# THE DATA:

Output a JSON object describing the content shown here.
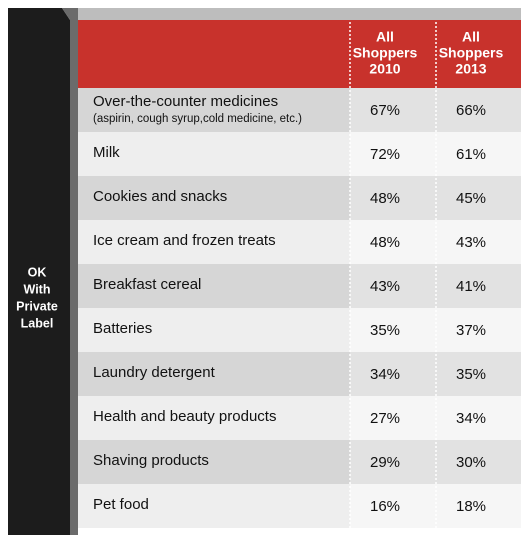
{
  "sidebar": {
    "label": [
      "OK",
      "With",
      "Private",
      "Label"
    ]
  },
  "table": {
    "columns": [
      [
        "All",
        "Shoppers",
        "2010"
      ],
      [
        "All",
        "Shoppers",
        "2013"
      ]
    ],
    "rows": [
      {
        "label": "Over-the-counter medicines",
        "note": "(aspirin, cough syrup,cold medicine, etc.)",
        "values": [
          "67%",
          "66%"
        ]
      },
      {
        "label": "Milk",
        "values": [
          "72%",
          "61%"
        ]
      },
      {
        "label": "Cookies and snacks",
        "values": [
          "48%",
          "45%"
        ]
      },
      {
        "label": "Ice cream and frozen treats",
        "values": [
          "48%",
          "43%"
        ]
      },
      {
        "label": "Breakfast cereal",
        "values": [
          "43%",
          "41%"
        ]
      },
      {
        "label": "Batteries",
        "values": [
          "35%",
          "37%"
        ]
      },
      {
        "label": "Laundry detergent",
        "values": [
          "34%",
          "35%"
        ]
      },
      {
        "label": "Health and beauty products",
        "values": [
          "27%",
          "34%"
        ]
      },
      {
        "label": "Shaving products",
        "values": [
          "29%",
          "30%"
        ]
      },
      {
        "label": "Pet food",
        "values": [
          "16%",
          "18%"
        ]
      }
    ]
  }
}
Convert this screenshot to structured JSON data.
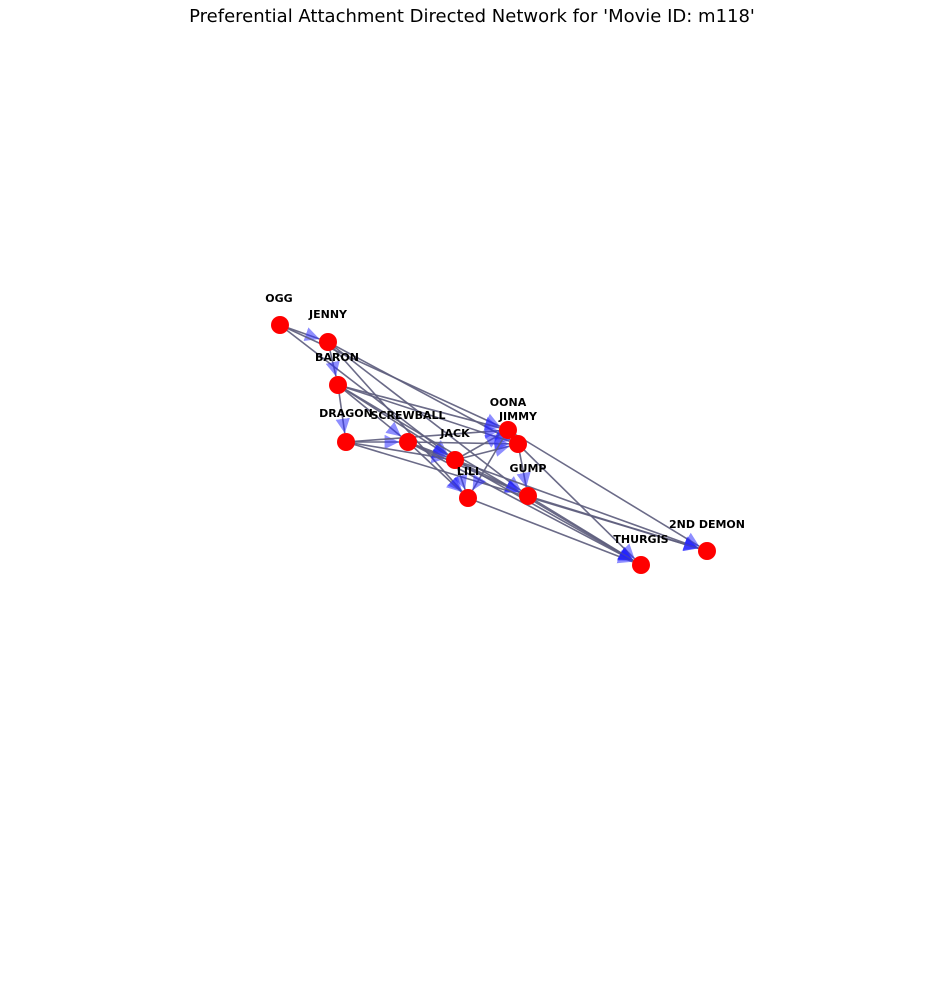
{
  "title": "Preferential Attachment Directed Network for 'Movie ID: m118'",
  "colors": {
    "node": "#ff0000",
    "edge": "#5f5f7e",
    "arrowhead": "#1f1fff",
    "label": "#000000",
    "background": "#ffffff"
  },
  "nodes": [
    {
      "id": "OGG",
      "label": "OGG"
    },
    {
      "id": "JENNY",
      "label": "JENNY"
    },
    {
      "id": "BARON",
      "label": "BARON"
    },
    {
      "id": "DRAGON",
      "label": "DRAGON"
    },
    {
      "id": "SCREWBALL",
      "label": "SCREWBALL"
    },
    {
      "id": "JACK",
      "label": "JACK"
    },
    {
      "id": "OONA",
      "label": "OONA"
    },
    {
      "id": "JIMMY",
      "label": "JIMMY"
    },
    {
      "id": "LILI",
      "label": "LILI"
    },
    {
      "id": "GUMP",
      "label": "GUMP"
    },
    {
      "id": "THURGIS",
      "label": "THURGIS"
    },
    {
      "id": "2ND DEMON",
      "label": "2ND DEMON"
    }
  ],
  "edges": [
    [
      "OGG",
      "JENNY"
    ],
    [
      "OGG",
      "JACK"
    ],
    [
      "OGG",
      "OONA"
    ],
    [
      "JENNY",
      "BARON"
    ],
    [
      "JENNY",
      "JIMMY"
    ],
    [
      "JENNY",
      "LILI"
    ],
    [
      "JENNY",
      "GUMP"
    ],
    [
      "BARON",
      "DRAGON"
    ],
    [
      "BARON",
      "SCREWBALL"
    ],
    [
      "BARON",
      "JACK"
    ],
    [
      "BARON",
      "OONA"
    ],
    [
      "BARON",
      "JIMMY"
    ],
    [
      "BARON",
      "THURGIS"
    ],
    [
      "DRAGON",
      "SCREWBALL"
    ],
    [
      "DRAGON",
      "JACK"
    ],
    [
      "DRAGON",
      "OONA"
    ],
    [
      "DRAGON",
      "2ND DEMON"
    ],
    [
      "SCREWBALL",
      "JACK"
    ],
    [
      "SCREWBALL",
      "JIMMY"
    ],
    [
      "SCREWBALL",
      "LILI"
    ],
    [
      "SCREWBALL",
      "GUMP"
    ],
    [
      "SCREWBALL",
      "THURGIS"
    ],
    [
      "JACK",
      "OONA"
    ],
    [
      "JACK",
      "JIMMY"
    ],
    [
      "JACK",
      "LILI"
    ],
    [
      "JACK",
      "GUMP"
    ],
    [
      "JACK",
      "THURGIS"
    ],
    [
      "JACK",
      "2ND DEMON"
    ],
    [
      "OONA",
      "LILI"
    ],
    [
      "OONA",
      "2ND DEMON"
    ],
    [
      "JIMMY",
      "GUMP"
    ],
    [
      "JIMMY",
      "THURGIS"
    ],
    [
      "LILI",
      "THURGIS"
    ],
    [
      "GUMP",
      "THURGIS"
    ],
    [
      "GUMP",
      "2ND DEMON"
    ]
  ]
}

# DIRECTIONS FOR THIS TASK:
Copy out all lines from the material above that contain the string "products".

# RESPONSE:
        "label": "Health and beauty products",
        "label": "Shaving products",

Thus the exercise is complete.